EXERCISE:
Where the string "when" occurs in the material below, report the whole line.

Items from a dataset:
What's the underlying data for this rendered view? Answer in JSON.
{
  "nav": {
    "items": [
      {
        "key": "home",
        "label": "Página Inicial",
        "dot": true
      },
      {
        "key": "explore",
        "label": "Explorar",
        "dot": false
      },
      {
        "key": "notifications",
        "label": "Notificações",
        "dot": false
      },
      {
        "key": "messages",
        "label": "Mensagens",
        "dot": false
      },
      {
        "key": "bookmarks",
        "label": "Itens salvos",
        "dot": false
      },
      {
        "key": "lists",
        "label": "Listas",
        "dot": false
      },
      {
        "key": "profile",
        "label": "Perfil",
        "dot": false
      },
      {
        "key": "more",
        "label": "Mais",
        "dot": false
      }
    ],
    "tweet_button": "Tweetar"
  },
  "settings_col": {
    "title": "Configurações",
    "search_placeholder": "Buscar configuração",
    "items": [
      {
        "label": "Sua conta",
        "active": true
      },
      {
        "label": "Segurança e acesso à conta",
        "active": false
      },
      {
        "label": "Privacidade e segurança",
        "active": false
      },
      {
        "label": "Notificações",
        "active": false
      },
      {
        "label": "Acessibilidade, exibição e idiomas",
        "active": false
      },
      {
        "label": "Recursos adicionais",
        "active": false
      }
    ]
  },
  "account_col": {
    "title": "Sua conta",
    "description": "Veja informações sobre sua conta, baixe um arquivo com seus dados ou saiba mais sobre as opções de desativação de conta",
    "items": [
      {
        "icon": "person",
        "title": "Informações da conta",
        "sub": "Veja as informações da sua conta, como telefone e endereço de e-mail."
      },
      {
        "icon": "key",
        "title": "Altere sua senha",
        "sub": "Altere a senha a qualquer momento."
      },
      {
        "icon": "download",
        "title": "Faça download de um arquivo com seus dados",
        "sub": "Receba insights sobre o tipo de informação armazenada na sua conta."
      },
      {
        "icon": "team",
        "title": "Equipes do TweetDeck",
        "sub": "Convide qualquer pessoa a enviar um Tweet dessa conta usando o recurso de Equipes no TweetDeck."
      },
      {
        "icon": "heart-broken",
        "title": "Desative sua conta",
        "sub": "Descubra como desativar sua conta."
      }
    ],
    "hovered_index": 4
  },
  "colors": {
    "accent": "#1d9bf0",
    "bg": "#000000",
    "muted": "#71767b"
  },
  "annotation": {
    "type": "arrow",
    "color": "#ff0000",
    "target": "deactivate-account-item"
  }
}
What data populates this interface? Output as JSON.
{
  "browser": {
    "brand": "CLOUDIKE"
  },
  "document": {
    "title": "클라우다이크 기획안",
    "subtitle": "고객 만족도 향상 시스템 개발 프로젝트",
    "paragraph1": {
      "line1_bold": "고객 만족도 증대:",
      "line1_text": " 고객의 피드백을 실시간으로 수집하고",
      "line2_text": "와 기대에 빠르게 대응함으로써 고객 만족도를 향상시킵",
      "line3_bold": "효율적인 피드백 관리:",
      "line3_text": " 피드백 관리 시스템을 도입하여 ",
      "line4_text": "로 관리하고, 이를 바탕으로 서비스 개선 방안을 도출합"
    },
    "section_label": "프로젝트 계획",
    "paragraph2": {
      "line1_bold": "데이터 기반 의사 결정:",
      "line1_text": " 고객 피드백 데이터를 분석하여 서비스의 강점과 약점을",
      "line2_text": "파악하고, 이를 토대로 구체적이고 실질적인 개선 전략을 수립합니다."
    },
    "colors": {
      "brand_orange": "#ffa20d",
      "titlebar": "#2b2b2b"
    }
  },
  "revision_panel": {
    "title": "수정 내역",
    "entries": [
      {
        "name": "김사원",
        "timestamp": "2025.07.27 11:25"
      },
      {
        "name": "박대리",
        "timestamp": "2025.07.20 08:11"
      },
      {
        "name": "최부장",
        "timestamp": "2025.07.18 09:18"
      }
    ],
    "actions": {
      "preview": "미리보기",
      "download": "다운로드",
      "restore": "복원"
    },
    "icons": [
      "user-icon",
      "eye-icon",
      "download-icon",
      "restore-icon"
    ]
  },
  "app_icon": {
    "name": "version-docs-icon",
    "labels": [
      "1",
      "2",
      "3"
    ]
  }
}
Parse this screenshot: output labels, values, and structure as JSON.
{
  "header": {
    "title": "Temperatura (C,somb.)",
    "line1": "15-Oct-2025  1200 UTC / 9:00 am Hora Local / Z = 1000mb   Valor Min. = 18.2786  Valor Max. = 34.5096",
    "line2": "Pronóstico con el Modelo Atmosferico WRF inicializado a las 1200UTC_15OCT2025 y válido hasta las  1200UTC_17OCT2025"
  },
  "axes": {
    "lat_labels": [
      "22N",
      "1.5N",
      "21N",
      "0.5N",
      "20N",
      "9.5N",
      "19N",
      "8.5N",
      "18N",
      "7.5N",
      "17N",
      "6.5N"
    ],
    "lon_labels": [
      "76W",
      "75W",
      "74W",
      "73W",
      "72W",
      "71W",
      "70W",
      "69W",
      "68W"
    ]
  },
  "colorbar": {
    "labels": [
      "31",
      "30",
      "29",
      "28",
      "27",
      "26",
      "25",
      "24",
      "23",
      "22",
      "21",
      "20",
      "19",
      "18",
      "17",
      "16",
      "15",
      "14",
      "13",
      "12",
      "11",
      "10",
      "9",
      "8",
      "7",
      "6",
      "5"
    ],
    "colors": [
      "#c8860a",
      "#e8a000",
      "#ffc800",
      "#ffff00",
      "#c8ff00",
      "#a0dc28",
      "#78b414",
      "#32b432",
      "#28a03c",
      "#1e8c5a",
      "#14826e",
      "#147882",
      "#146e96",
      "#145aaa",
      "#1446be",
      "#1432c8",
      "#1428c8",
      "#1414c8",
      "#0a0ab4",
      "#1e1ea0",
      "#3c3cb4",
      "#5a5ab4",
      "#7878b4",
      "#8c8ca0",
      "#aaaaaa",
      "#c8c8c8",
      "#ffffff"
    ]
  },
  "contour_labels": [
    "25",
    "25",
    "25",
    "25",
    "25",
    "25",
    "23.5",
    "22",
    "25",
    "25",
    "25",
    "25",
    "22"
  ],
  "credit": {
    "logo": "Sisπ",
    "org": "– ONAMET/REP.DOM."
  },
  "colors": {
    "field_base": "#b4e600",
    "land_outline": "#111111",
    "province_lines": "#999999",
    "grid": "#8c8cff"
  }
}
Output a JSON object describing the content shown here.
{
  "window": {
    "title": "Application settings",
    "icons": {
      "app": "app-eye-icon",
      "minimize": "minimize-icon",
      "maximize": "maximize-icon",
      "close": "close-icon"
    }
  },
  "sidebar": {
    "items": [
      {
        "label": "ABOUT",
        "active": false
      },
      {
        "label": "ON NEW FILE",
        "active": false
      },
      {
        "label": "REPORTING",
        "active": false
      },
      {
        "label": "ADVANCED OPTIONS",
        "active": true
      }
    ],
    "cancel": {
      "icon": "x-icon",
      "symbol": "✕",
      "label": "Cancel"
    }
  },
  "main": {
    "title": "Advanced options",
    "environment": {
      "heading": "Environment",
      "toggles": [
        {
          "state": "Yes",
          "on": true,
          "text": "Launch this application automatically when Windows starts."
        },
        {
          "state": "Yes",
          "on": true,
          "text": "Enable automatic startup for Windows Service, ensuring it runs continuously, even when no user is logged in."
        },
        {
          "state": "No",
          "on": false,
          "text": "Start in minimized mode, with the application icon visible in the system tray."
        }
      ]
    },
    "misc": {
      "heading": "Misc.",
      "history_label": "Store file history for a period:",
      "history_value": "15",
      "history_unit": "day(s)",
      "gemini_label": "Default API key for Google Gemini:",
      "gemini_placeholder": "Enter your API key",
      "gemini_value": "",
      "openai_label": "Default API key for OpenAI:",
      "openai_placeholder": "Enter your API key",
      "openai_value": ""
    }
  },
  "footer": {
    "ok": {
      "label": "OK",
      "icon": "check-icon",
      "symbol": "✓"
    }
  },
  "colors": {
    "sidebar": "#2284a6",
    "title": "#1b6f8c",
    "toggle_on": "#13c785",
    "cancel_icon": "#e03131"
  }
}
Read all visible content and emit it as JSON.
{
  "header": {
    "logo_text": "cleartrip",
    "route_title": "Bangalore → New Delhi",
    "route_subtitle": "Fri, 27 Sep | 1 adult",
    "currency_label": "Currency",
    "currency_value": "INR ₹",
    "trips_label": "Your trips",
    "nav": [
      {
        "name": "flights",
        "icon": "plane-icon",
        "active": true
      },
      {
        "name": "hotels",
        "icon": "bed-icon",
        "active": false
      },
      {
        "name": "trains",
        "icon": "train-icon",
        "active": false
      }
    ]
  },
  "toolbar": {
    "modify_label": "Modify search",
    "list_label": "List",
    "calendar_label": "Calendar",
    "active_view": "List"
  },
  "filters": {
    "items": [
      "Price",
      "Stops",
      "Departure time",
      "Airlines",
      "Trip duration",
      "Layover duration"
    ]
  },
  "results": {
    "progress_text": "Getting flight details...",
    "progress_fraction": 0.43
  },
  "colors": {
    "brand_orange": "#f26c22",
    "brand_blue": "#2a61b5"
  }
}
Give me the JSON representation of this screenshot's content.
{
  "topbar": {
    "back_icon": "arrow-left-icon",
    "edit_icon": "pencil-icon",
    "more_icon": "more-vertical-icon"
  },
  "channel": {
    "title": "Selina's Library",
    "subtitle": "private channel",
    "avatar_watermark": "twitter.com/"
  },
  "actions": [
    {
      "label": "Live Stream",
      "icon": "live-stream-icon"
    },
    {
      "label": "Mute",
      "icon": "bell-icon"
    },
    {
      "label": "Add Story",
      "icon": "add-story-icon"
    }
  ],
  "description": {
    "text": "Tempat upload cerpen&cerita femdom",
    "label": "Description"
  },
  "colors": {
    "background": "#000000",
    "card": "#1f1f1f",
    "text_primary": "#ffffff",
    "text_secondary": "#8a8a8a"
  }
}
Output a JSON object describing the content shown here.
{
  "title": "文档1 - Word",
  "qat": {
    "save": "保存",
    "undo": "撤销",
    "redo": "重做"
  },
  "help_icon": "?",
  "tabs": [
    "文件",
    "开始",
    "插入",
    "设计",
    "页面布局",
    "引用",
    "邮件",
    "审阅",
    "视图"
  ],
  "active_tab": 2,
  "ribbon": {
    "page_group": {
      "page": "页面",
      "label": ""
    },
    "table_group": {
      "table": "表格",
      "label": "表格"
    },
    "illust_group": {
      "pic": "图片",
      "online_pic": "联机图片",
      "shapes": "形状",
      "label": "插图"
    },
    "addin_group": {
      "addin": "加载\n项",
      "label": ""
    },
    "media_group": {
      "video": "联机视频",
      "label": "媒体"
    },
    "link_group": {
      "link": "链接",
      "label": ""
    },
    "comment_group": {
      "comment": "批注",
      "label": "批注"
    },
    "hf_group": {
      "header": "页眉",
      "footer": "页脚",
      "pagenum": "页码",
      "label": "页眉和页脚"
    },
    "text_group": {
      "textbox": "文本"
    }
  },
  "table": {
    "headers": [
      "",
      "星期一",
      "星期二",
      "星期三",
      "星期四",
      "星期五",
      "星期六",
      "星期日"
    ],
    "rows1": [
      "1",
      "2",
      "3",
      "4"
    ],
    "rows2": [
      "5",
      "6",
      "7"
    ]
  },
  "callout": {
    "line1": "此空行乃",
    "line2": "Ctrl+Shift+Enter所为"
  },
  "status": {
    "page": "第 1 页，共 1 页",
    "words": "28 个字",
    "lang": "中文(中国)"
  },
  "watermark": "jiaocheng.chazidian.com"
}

FINAL RESULT:
          "text": "Launch this application automatically when Windows starts."
          "text": "Enable automatic startup for Windows Service, ensuring it runs continuously, even when no user is logged in."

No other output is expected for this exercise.